Data extracted from a collection:
=======

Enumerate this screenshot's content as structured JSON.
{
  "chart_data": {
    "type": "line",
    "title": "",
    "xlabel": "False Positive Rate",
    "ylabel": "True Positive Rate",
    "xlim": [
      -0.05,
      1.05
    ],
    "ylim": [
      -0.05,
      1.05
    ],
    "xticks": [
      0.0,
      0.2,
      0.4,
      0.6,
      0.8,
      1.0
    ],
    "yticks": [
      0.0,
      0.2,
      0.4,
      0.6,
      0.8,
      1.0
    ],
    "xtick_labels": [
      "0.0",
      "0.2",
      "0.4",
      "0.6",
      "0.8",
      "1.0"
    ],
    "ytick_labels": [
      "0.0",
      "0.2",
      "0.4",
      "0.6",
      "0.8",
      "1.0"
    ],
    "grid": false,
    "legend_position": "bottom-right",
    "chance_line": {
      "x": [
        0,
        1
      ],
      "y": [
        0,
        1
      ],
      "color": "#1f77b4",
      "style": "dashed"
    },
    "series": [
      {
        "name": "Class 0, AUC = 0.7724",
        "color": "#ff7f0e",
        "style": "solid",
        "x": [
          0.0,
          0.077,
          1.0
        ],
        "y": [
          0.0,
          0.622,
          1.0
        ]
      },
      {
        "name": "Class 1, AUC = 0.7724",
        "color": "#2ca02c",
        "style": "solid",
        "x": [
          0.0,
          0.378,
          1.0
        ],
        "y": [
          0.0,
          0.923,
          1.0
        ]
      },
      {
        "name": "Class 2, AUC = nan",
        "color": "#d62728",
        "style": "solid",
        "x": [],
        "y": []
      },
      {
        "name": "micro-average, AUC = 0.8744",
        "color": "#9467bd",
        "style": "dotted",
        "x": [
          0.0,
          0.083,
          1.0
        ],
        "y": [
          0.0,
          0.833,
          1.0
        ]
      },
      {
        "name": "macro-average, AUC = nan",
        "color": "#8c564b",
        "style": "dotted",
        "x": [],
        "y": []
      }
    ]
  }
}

=======

- **PROBLEM TO WORK ON**:
Find the lines above holding the word "name" and show them.

- **FINISHED TASK**:
        "name": "Class 0, AUC = 0.7724",
        "name": "Class 1, AUC = 0.7724",
        "name": "Class 2, AUC = nan",
        "name": "micro-average, AUC = 0.8744",
        "name": "macro-average, AUC = nan",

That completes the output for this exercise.